Data entries
......

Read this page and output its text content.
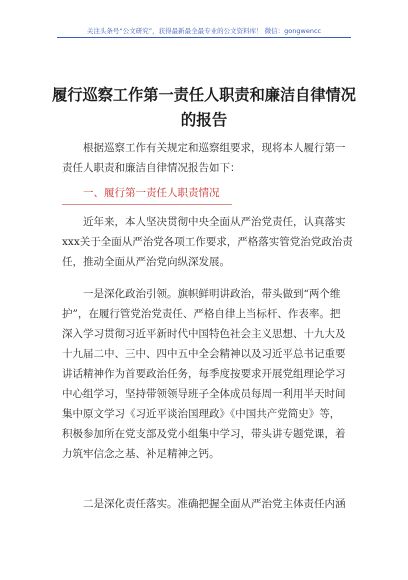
关注头条号“公文研究”，获得最新最全最专业的公文资料库！ 微信：gongwencc
履行巡察工作第一责任人职责和廉洁自律情况
的报告
根据巡察工作有关规定和巡察组要求，现将本人履行第一
责任人职责和廉洁自律情况报告如下：
一、履行第一责任人职责情况
近年来，本人坚决贯彻中央全面从严治党责任，认真落实
xxx关于全面从严治党各项工作要求，严格落实管党治党政治责
任，推动全面从严治党向纵深发展。
一是深化政治引领。旗帜鲜明讲政治，带头做到“两个维
护”，在履行管党治党责任、严格自律上当标杆、作表率。把
深入学习贯彻习近平新时代中国特色社会主义思想、十九大及
十九届二中、三中、四中五中全会精神以及习近平总书记重要
讲话精神作为首要政治任务，每季度按要求开展党组理论学习
中心组学习，坚持带领领导班子全体成员每周一利用半天时间
集中原文学习《习近平谈治国理政》《中国共产党简史》等，
积极参加所在党支部及党小组集中学习，带头讲专题党课，着
力筑牢信念之基、补足精神之钙。
二是深化责任落实。准确把握全面从严治党主体责任内涵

......

■ **OBJECTIVE**: Leave out every picture and copy the rest of the records exactly.

■ **THE SOLUTION**:
Read this page and output its text content.
关注头条号“公文研究”，获得最新最全最专业的公文资料库！ 微信：gongwencc
履行巡察工作第一责任人职责和廉洁自律情况
的报告
根据巡察工作有关规定和巡察组要求，现将本人履行第一
责任人职责和廉洁自律情况报告如下：
一、履行第一责任人职责情况
近年来，本人坚决贯彻中央全面从严治党责任，认真落实
xxx关于全面从严治党各项工作要求，严格落实管党治党政治责
任，推动全面从严治党向纵深发展。
一是深化政治引领。旗帜鲜明讲政治，带头做到“两个维
护”，在履行管党治党责任、严格自律上当标杆、作表率。把
深入学习贯彻习近平新时代中国特色社会主义思想、十九大及
十九届二中、三中、四中五中全会精神以及习近平总书记重要
讲话精神作为首要政治任务，每季度按要求开展党组理论学习
中心组学习，坚持带领领导班子全体成员每周一利用半天时间
集中原文学习《习近平谈治国理政》《中国共产党简史》等，
积极参加所在党支部及党小组集中学习，带头讲专题党课，着
力筑牢信念之基、补足精神之钙。
二是深化责任落实。准确把握全面从严治党主体责任内涵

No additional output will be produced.